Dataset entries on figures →
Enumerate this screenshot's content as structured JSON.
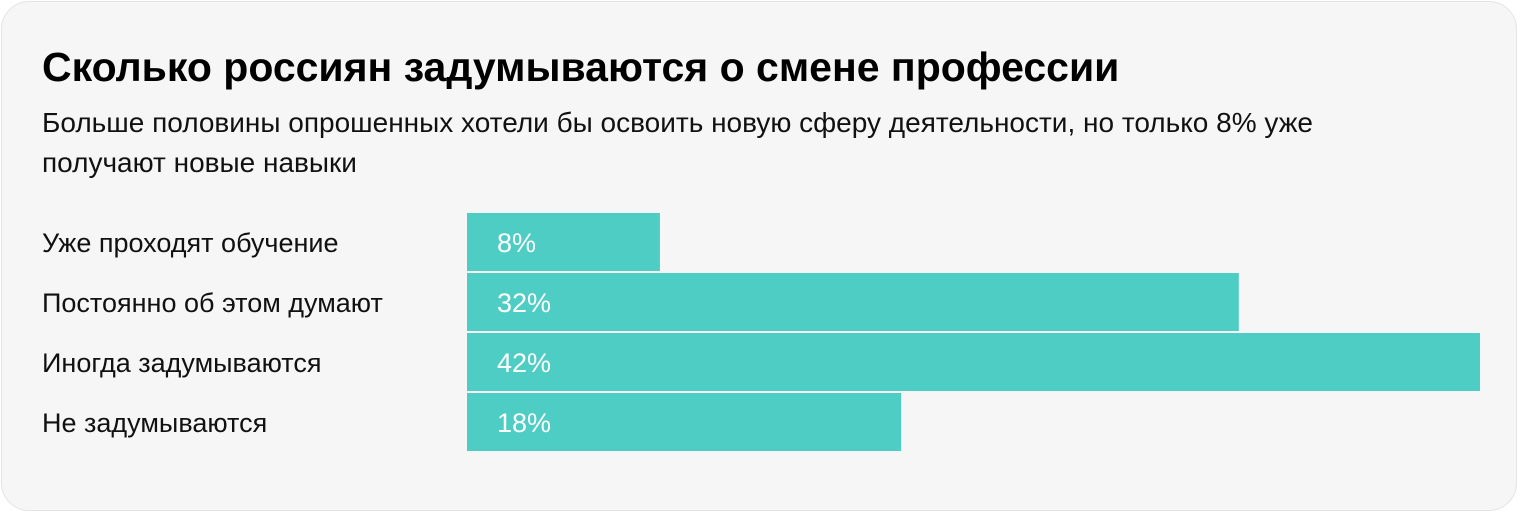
{
  "colors": {
    "bar": "#4ecdc4",
    "background": "#f6f6f6",
    "text": "#111111",
    "value_text": "#ffffff"
  },
  "chart_data": {
    "type": "bar",
    "orientation": "horizontal",
    "title": "Сколько россиян задумываются о смене профессии",
    "subtitle": "Больше половины опрошенных хотели бы освоить новую сферу деятельности, но только 8% уже получают новые навыки",
    "categories": [
      "Уже проходят обучение",
      "Постоянно об этом думают",
      "Иногда задумываются",
      "Не задумываются"
    ],
    "values": [
      8,
      32,
      42,
      18
    ],
    "value_labels": [
      "8%",
      "32%",
      "42%",
      "18%"
    ],
    "unit": "%",
    "xlim": [
      0,
      42
    ],
    "grid": false,
    "legend": "none"
  }
}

Written request →
Scan the material for lines with the word "задумываются", and copy each line you find.

Task response →
    "title": "Сколько россиян задумываются о смене профессии",
      "Иногда задумываются",
      "Не задумываются"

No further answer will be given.